** INFORMATION SUPPLIED **
--------------------
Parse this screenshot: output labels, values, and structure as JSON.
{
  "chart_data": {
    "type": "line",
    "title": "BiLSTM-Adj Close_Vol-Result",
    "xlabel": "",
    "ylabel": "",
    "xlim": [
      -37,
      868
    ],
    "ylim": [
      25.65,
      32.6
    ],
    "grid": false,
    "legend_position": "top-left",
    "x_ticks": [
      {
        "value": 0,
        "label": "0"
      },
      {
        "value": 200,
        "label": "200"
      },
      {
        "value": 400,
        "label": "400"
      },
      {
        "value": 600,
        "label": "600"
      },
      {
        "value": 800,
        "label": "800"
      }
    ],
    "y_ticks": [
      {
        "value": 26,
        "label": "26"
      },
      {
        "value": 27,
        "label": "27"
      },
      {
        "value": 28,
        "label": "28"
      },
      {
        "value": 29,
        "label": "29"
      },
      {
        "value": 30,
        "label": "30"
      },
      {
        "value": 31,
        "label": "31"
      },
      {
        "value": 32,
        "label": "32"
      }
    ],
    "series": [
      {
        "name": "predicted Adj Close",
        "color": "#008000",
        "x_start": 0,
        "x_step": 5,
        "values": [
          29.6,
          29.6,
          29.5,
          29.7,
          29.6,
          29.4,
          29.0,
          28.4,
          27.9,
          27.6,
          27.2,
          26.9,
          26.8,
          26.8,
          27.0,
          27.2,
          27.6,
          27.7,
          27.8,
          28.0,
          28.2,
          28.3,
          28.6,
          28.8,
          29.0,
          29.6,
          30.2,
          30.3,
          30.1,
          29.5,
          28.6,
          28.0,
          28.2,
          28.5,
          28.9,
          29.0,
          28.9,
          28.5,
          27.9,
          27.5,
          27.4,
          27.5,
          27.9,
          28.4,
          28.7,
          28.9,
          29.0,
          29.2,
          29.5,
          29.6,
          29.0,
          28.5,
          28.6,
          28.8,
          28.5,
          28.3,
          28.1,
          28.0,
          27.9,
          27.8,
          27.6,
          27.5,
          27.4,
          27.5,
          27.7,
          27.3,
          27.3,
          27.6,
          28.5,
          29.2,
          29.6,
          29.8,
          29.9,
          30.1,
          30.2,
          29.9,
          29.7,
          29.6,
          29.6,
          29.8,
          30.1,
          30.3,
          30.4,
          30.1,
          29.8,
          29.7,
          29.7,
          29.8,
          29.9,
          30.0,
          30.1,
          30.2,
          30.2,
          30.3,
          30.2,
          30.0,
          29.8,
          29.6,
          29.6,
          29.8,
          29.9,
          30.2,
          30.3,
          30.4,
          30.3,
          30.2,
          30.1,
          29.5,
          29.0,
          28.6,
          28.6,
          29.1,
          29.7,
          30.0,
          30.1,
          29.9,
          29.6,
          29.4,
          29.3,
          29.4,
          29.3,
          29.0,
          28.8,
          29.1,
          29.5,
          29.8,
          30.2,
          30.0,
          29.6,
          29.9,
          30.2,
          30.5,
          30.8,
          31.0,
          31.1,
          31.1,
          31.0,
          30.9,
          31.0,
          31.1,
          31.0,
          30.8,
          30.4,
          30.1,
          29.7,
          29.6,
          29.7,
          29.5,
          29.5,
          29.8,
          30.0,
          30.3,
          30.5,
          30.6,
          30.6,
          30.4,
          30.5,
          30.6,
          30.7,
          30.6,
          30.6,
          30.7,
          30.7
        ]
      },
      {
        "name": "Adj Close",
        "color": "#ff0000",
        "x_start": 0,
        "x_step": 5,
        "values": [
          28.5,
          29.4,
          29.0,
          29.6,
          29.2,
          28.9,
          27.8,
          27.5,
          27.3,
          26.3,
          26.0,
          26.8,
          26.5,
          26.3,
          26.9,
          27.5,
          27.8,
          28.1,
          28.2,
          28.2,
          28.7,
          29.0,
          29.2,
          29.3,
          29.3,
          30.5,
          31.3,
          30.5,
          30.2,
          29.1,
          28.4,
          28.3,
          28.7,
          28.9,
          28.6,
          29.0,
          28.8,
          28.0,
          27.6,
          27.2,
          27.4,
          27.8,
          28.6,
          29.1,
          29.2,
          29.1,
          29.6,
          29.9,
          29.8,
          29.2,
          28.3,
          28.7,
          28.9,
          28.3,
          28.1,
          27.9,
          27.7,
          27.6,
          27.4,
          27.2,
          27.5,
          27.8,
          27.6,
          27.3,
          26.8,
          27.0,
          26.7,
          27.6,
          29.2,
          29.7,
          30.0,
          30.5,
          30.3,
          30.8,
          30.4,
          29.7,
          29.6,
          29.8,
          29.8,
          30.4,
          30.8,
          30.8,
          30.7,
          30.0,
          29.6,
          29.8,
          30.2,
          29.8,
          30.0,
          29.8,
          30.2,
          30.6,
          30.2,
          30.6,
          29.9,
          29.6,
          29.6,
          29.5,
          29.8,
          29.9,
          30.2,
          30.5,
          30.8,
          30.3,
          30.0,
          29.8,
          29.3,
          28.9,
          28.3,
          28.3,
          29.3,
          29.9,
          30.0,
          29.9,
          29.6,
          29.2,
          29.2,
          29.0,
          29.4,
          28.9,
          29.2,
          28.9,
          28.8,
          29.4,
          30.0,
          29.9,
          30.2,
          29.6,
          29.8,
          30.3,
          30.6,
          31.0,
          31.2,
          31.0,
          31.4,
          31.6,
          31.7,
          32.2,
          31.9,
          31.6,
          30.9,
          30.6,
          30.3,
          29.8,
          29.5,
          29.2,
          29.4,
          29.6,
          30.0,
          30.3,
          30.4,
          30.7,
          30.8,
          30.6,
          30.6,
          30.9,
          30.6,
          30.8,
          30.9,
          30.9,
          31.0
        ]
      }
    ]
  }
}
--------------------
** DIRECTIONS FOR THIS TASK **
Collect every line from the records above that contains the word "name".

** RESULT **
        "name": "predicted Adj Close",
        "name": "Adj Close",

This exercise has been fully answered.